Required work ::
Count lines with the string "Reanalisi" in them. State the number alone.

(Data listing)
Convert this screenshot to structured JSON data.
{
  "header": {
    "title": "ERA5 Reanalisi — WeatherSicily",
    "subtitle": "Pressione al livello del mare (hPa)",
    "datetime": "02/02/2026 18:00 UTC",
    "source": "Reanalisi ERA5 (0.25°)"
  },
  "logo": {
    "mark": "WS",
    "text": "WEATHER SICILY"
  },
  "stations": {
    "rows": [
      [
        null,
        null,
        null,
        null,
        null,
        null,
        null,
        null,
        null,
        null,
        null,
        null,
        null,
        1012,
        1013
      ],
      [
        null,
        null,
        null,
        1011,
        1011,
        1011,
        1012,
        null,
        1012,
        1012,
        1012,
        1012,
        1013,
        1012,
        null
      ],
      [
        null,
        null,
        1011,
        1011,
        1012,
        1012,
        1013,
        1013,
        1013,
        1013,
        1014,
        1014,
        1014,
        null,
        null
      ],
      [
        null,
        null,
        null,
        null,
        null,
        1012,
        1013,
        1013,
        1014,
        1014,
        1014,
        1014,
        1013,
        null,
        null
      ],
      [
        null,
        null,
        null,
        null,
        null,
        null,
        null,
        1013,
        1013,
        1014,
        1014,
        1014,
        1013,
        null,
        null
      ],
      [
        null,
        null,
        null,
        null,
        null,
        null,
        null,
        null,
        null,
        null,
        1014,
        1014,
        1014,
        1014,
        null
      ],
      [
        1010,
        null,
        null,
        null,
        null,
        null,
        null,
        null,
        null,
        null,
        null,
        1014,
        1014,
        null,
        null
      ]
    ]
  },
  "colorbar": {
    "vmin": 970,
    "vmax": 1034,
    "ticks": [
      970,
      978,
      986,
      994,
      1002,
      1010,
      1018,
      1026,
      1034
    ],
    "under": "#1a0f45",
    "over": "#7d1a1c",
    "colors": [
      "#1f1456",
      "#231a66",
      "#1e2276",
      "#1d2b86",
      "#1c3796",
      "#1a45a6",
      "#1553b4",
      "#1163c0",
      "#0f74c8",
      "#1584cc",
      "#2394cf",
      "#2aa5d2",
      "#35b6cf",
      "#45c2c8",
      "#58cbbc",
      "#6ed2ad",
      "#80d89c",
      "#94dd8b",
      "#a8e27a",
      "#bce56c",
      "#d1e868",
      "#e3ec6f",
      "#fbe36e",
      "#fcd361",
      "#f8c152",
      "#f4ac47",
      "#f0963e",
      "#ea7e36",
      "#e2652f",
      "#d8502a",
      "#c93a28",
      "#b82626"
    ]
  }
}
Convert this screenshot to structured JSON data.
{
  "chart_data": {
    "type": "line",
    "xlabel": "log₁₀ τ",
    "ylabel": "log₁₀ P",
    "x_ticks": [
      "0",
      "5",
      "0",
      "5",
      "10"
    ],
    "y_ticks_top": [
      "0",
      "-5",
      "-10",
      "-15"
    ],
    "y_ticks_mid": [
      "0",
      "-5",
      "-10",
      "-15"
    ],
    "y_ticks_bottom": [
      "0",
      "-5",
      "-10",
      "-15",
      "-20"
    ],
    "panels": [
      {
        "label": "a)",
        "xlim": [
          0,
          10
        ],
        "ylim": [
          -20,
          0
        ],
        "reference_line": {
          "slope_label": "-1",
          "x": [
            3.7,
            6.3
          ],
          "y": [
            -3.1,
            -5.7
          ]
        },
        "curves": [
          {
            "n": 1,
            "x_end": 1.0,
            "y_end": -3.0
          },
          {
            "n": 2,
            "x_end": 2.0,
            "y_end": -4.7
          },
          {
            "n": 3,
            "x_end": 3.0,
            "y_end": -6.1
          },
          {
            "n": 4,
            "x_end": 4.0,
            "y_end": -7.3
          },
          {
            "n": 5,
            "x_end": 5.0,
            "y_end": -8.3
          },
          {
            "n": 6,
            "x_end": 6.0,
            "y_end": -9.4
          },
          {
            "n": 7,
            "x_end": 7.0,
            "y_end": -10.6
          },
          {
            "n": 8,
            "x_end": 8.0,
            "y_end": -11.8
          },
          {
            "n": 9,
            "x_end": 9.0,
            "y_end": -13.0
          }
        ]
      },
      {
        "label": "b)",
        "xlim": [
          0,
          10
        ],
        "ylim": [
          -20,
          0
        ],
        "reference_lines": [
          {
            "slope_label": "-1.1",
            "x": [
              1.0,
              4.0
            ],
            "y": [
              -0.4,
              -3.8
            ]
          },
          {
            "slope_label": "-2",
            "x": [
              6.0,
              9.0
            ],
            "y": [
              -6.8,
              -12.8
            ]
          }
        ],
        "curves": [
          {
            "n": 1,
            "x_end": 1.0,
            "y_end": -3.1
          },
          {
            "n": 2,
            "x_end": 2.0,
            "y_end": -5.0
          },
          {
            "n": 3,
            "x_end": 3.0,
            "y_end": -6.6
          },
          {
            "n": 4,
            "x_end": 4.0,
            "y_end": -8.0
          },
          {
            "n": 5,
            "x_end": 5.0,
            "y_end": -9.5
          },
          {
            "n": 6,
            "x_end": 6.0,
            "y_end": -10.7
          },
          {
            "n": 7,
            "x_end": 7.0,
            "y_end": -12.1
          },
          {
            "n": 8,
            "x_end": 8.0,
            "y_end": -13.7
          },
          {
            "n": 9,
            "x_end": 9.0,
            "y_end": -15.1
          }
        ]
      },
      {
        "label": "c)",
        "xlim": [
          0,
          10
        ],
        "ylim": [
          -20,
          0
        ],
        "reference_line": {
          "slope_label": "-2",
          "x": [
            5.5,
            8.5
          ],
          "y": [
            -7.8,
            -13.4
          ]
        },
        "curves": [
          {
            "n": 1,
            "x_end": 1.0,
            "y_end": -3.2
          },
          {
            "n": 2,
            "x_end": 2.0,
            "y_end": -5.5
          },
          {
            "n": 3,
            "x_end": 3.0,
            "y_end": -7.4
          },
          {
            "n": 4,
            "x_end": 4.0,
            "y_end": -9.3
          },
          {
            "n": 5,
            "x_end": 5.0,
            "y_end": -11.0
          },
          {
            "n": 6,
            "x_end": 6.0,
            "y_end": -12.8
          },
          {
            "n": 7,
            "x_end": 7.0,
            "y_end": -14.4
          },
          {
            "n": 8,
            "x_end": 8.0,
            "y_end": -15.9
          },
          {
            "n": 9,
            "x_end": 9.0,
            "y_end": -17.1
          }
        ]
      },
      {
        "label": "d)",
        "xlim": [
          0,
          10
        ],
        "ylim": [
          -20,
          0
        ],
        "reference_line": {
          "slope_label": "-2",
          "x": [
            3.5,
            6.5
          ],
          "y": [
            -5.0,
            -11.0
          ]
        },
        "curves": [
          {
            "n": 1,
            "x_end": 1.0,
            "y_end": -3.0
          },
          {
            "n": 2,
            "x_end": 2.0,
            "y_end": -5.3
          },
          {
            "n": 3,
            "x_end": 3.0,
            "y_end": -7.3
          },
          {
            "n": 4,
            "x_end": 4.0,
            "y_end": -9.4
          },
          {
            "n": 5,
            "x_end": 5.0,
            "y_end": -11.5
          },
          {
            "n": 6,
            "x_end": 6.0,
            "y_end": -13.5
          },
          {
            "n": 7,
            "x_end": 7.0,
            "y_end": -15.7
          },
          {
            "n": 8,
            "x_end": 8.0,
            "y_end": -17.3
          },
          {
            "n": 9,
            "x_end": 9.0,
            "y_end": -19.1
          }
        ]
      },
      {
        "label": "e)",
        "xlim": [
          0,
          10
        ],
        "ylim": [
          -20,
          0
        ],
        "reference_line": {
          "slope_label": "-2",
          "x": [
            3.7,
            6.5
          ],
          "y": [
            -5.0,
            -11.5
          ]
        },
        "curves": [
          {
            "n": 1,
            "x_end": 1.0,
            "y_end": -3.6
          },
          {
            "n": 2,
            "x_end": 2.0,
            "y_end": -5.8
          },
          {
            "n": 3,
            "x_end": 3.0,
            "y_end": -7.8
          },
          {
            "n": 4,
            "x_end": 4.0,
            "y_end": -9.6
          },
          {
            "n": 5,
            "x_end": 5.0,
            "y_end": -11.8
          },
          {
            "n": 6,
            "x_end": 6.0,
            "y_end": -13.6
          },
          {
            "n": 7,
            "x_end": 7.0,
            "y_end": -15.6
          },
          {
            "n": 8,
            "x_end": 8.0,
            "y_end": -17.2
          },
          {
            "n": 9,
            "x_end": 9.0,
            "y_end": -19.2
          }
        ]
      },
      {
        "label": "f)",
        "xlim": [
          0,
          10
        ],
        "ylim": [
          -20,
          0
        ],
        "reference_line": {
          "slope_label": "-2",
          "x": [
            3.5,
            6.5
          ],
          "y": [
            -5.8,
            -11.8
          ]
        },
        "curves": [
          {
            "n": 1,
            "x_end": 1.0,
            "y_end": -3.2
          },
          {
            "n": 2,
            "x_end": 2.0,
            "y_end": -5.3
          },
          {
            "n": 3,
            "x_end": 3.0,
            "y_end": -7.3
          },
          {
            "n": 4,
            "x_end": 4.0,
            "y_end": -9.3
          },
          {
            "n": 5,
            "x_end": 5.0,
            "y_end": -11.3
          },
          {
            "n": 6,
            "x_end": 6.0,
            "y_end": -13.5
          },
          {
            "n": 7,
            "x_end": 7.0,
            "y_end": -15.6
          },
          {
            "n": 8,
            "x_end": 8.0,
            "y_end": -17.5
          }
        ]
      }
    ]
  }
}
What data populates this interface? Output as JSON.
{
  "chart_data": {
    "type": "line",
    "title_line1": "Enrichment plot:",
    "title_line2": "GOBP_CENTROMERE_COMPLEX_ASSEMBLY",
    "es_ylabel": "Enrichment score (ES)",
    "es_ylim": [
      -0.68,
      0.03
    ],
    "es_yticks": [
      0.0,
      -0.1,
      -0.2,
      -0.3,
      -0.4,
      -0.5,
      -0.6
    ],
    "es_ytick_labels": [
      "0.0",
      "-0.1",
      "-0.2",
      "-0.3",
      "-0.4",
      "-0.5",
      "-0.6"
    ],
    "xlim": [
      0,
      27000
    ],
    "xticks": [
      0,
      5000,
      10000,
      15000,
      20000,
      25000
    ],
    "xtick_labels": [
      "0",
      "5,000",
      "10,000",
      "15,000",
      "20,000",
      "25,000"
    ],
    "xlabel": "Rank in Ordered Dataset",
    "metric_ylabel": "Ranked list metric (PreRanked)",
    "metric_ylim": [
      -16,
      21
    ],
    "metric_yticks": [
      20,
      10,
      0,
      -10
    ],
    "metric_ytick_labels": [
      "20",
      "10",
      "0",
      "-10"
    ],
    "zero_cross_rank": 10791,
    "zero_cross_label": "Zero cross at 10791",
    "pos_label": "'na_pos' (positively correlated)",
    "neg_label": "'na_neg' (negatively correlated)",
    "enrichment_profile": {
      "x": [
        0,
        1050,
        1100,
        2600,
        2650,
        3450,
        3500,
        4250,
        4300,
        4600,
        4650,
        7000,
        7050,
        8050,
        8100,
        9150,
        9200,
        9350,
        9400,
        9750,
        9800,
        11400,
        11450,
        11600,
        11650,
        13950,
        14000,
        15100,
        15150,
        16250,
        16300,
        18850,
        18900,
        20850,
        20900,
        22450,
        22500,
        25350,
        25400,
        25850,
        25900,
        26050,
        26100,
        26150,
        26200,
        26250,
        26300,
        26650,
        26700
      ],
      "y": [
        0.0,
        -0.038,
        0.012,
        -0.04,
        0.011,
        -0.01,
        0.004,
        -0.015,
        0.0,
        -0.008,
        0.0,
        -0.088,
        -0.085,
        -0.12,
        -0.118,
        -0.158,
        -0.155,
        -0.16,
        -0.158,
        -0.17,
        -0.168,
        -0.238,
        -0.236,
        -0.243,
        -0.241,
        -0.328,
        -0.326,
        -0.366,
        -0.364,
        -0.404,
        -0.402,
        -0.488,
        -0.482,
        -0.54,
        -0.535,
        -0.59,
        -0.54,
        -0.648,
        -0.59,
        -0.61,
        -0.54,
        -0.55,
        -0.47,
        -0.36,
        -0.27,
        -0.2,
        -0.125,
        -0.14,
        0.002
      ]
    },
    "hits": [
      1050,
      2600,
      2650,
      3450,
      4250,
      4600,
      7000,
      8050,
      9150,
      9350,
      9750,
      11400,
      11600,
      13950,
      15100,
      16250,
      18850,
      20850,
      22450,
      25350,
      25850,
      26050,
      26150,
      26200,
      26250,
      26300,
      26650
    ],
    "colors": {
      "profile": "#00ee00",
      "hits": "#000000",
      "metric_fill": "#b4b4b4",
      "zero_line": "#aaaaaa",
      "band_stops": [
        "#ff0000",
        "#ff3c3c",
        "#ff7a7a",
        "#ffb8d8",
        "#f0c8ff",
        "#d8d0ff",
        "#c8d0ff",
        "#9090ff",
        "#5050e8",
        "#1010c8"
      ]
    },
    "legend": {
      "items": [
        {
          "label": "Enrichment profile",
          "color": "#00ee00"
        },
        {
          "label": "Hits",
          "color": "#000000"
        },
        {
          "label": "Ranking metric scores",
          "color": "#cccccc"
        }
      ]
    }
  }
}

Exercise result ::
2